Entries with figure data —
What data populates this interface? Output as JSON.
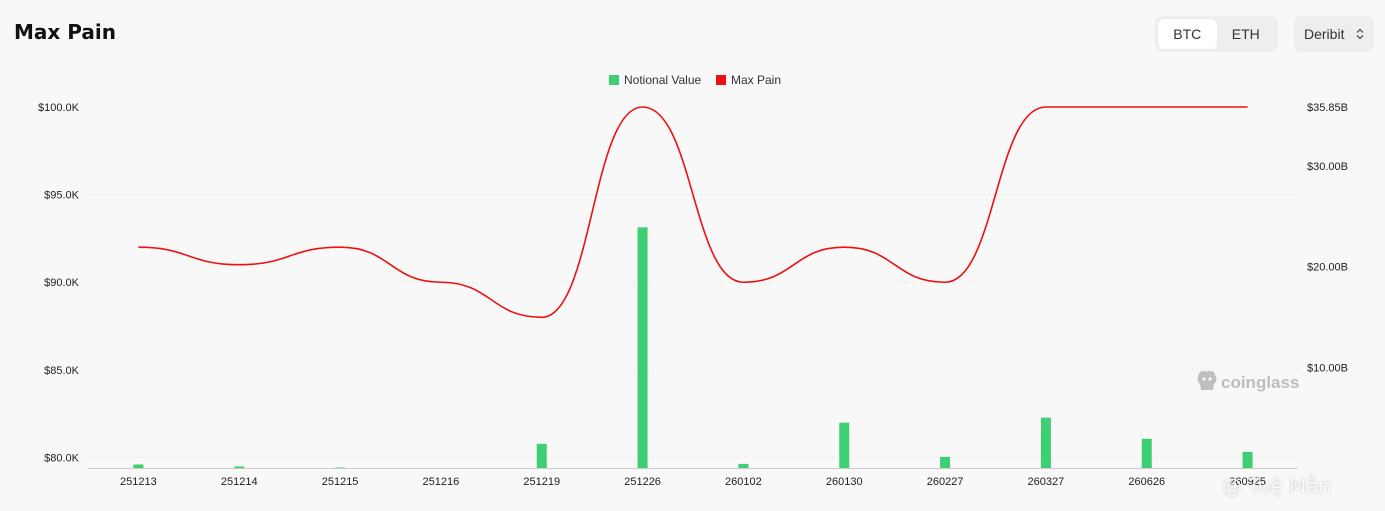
{
  "header": {
    "title": "Max Pain",
    "coin_tabs": [
      {
        "label": "BTC",
        "active": true
      },
      {
        "label": "ETH",
        "active": false
      }
    ],
    "exchange_select": {
      "value": "Deribit",
      "icon": "chevron-updown-icon"
    }
  },
  "watermark": {
    "brand": "coinglass",
    "user": "@ Tuệ Mẫn"
  },
  "colors": {
    "notional": "#3ecf73",
    "max_pain": "#ee1111",
    "grid": "#e8e8e8"
  },
  "chart_data": {
    "type": "bar+line",
    "legend": [
      "Notional Value",
      "Max Pain"
    ],
    "legend_position": "top-center",
    "categories": [
      "251213",
      "251214",
      "251215",
      "251216",
      "251219",
      "251226",
      "260102",
      "260130",
      "260227",
      "260327",
      "260626",
      "260925"
    ],
    "series": [
      {
        "name": "Notional Value",
        "type": "bar",
        "axis": "right",
        "unit": "USD",
        "values": [
          350000000.0,
          150000000.0,
          50000000.0,
          0,
          2400000000.0,
          23900000000.0,
          400000000.0,
          4500000000.0,
          1100000000.0,
          5000000000.0,
          2900000000.0,
          1600000000.0
        ]
      },
      {
        "name": "Max Pain",
        "type": "line",
        "axis": "left",
        "unit": "USD",
        "values": [
          92000,
          91000,
          92000,
          90000,
          88000,
          100000,
          90000,
          92000,
          90000,
          100000,
          100000,
          100000
        ]
      }
    ],
    "y_left": {
      "ticks": [
        "$80.0K",
        "$85.0K",
        "$90.0K",
        "$95.0K",
        "$100.0K"
      ],
      "tick_values": [
        80000,
        85000,
        90000,
        95000,
        100000
      ]
    },
    "y_right": {
      "ticks": [
        "$10.00B",
        "$20.00B",
        "$30.00B",
        "$35.85B"
      ],
      "tick_values": [
        10000000000.0,
        20000000000.0,
        30000000000.0,
        35850000000.0
      ]
    },
    "grid": true
  }
}
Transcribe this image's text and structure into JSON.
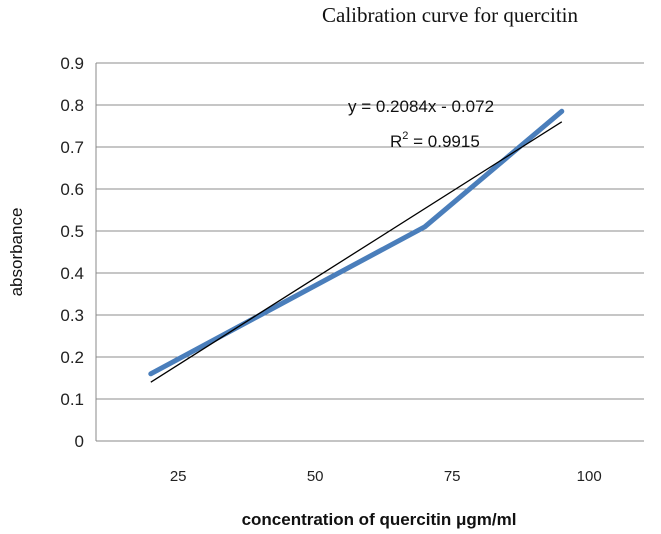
{
  "chart_data": {
    "type": "line",
    "title": "Calibration  curve  for  quercitin",
    "xlabel": "concentration  of quercitin μgm/ml",
    "ylabel": "absorbance",
    "ylim": [
      0,
      0.9
    ],
    "y_ticks": [
      "0",
      "0.1",
      "0.2",
      "0.3",
      "0.4",
      "0.5",
      "0.6",
      "0.7",
      "0.8",
      "0.9"
    ],
    "x_ticks": [
      "25",
      "50",
      "75",
      "100"
    ],
    "grid": true,
    "series": [
      {
        "x": [
          20,
          40,
          70,
          80,
          95
        ],
        "values": [
          0.16,
          0.3,
          0.51,
          0.62,
          0.785
        ],
        "color": "#4a7ebb"
      }
    ],
    "trendline": {
      "x_range": [
        20,
        95
      ],
      "y_range": [
        0.14,
        0.76
      ],
      "color": "#000000"
    },
    "annotations": {
      "equation": "y = 0.2084x - 0.072",
      "r_squared_label": "R",
      "r_squared_exp": "2",
      "r_squared_value": " = 0.9915"
    }
  }
}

DIRECTION —
Reproduce every record above exactly, omitting the pictures.

EXERCISE ANSWER —
What data populates this interface? Output as JSON.
{
  "header": {
    "title": "Max Pain",
    "coin_tabs": [
      {
        "label": "BTC",
        "active": true
      },
      {
        "label": "ETH",
        "active": false
      }
    ],
    "exchange_select": {
      "value": "Deribit",
      "icon": "chevron-updown-icon"
    }
  },
  "watermark": {
    "brand": "coinglass",
    "user": "@ Tuệ Mẫn"
  },
  "colors": {
    "notional": "#3ecf73",
    "max_pain": "#ee1111",
    "grid": "#e8e8e8"
  },
  "chart_data": {
    "type": "bar+line",
    "legend": [
      "Notional Value",
      "Max Pain"
    ],
    "legend_position": "top-center",
    "categories": [
      "251213",
      "251214",
      "251215",
      "251216",
      "251219",
      "251226",
      "260102",
      "260130",
      "260227",
      "260327",
      "260626",
      "260925"
    ],
    "series": [
      {
        "name": "Notional Value",
        "type": "bar",
        "axis": "right",
        "unit": "USD",
        "values": [
          350000000.0,
          150000000.0,
          50000000.0,
          0,
          2400000000.0,
          23900000000.0,
          400000000.0,
          4500000000.0,
          1100000000.0,
          5000000000.0,
          2900000000.0,
          1600000000.0
        ]
      },
      {
        "name": "Max Pain",
        "type": "line",
        "axis": "left",
        "unit": "USD",
        "values": [
          92000,
          91000,
          92000,
          90000,
          88000,
          100000,
          90000,
          92000,
          90000,
          100000,
          100000,
          100000
        ]
      }
    ],
    "y_left": {
      "ticks": [
        "$80.0K",
        "$85.0K",
        "$90.0K",
        "$95.0K",
        "$100.0K"
      ],
      "tick_values": [
        80000,
        85000,
        90000,
        95000,
        100000
      ]
    },
    "y_right": {
      "ticks": [
        "$10.00B",
        "$20.00B",
        "$30.00B",
        "$35.85B"
      ],
      "tick_values": [
        10000000000.0,
        20000000000.0,
        30000000000.0,
        35850000000.0
      ]
    },
    "grid": true
  }
}
Transcribe this image's text and structure into JSON.
{
  "chart_data": {
    "type": "line",
    "title": "Calibration  curve  for  quercitin",
    "xlabel": "concentration  of quercitin μgm/ml",
    "ylabel": "absorbance",
    "ylim": [
      0,
      0.9
    ],
    "y_ticks": [
      "0",
      "0.1",
      "0.2",
      "0.3",
      "0.4",
      "0.5",
      "0.6",
      "0.7",
      "0.8",
      "0.9"
    ],
    "x_ticks": [
      "25",
      "50",
      "75",
      "100"
    ],
    "grid": true,
    "series": [
      {
        "x": [
          20,
          40,
          70,
          80,
          95
        ],
        "values": [
          0.16,
          0.3,
          0.51,
          0.62,
          0.785
        ],
        "color": "#4a7ebb"
      }
    ],
    "trendline": {
      "x_range": [
        20,
        95
      ],
      "y_range": [
        0.14,
        0.76
      ],
      "color": "#000000"
    },
    "annotations": {
      "equation": "y = 0.2084x - 0.072",
      "r_squared_label": "R",
      "r_squared_exp": "2",
      "r_squared_value": " = 0.9915"
    }
  }
}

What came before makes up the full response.